**Short exercise:**
Check each line of the listing below for the string "Path", and copy the ones that have it.

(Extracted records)
- - - - -

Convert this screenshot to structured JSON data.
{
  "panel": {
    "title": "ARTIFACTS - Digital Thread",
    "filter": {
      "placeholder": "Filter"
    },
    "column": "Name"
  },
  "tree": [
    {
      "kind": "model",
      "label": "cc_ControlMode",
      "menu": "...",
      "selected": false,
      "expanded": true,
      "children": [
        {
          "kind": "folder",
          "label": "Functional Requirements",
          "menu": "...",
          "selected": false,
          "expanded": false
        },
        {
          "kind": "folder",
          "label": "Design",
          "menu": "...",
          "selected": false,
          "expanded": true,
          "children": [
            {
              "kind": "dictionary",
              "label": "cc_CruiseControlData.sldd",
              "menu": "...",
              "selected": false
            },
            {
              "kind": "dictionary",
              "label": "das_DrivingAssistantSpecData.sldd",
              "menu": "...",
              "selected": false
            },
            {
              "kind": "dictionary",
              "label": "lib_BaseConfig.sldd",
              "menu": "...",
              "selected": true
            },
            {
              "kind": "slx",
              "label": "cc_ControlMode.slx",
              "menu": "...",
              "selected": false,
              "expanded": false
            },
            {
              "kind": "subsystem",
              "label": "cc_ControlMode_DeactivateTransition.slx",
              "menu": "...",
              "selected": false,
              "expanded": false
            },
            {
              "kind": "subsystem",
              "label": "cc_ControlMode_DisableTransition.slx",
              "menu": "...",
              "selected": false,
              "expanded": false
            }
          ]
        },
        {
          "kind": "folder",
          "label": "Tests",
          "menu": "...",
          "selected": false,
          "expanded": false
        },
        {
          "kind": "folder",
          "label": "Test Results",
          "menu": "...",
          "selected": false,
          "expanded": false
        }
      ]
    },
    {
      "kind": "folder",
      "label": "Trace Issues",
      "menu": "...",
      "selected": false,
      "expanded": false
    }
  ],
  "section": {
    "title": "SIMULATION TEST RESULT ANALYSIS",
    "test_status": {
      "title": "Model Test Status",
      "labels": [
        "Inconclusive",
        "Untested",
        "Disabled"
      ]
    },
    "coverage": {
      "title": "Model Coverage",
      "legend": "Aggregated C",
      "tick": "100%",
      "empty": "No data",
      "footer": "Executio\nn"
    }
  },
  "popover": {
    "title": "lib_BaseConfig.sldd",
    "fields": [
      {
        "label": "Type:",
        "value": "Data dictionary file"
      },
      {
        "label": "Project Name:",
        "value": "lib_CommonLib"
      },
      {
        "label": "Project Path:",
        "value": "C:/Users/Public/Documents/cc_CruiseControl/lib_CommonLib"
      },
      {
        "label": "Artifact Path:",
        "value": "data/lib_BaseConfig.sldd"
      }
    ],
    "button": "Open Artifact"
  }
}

- - - - -

**Answer:**
        "label": "Project Path:",
        "label": "Artifact Path:",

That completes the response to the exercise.